(Goal) Drop the pictures from the entries below, then reproduce the rest exactly.
##########
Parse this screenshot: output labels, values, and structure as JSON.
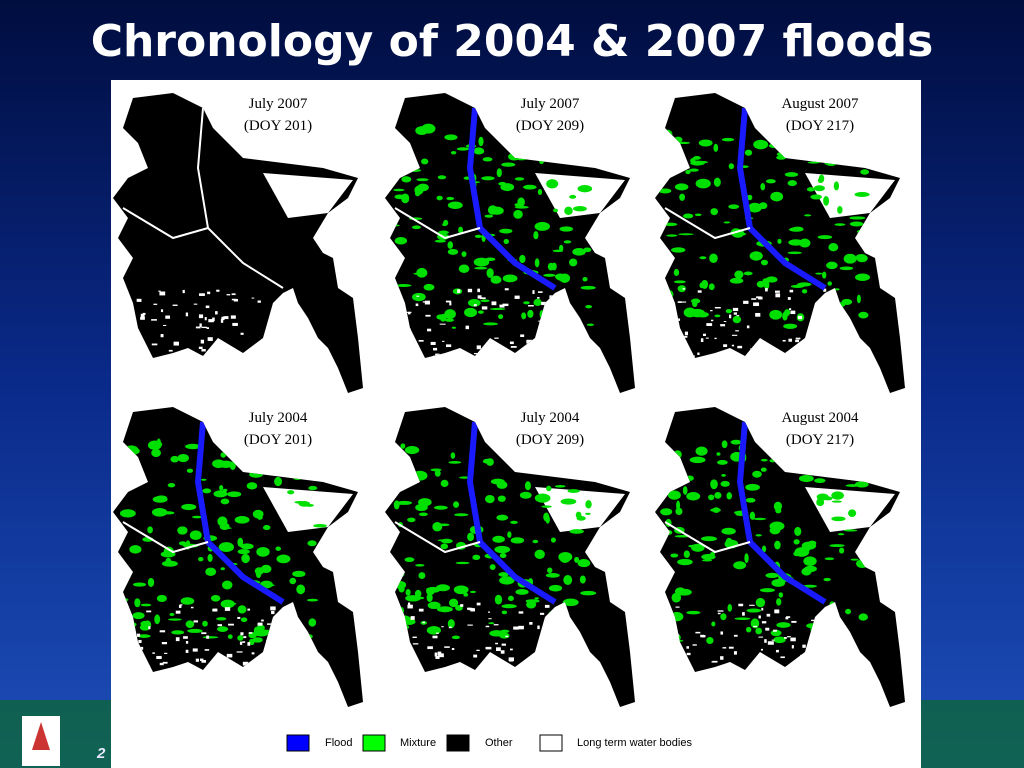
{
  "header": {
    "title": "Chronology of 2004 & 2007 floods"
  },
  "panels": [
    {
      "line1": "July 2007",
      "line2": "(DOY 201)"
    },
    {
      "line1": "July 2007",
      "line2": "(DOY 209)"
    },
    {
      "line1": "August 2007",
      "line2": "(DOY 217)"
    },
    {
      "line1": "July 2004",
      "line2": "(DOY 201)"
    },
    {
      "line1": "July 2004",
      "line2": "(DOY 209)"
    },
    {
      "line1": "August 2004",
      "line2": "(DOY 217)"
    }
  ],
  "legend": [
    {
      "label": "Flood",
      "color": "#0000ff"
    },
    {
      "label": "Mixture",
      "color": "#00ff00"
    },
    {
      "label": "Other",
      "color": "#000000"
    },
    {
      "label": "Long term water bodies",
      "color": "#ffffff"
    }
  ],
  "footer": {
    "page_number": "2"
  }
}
##########
(Full answer)
Parse this screenshot: output labels, values, and structure as JSON.
{
  "header": {
    "title": "Chronology of 2004 & 2007 floods"
  },
  "panels": [
    {
      "line1": "July 2007",
      "line2": "(DOY 201)"
    },
    {
      "line1": "July 2007",
      "line2": "(DOY 209)"
    },
    {
      "line1": "August 2007",
      "line2": "(DOY 217)"
    },
    {
      "line1": "July 2004",
      "line2": "(DOY 201)"
    },
    {
      "line1": "July 2004",
      "line2": "(DOY 209)"
    },
    {
      "line1": "August 2004",
      "line2": "(DOY 217)"
    }
  ],
  "legend": [
    {
      "label": "Flood",
      "color": "#0000ff"
    },
    {
      "label": "Mixture",
      "color": "#00ff00"
    },
    {
      "label": "Other",
      "color": "#000000"
    },
    {
      "label": "Long term water bodies",
      "color": "#ffffff"
    }
  ],
  "footer": {
    "page_number": "2"
  }
}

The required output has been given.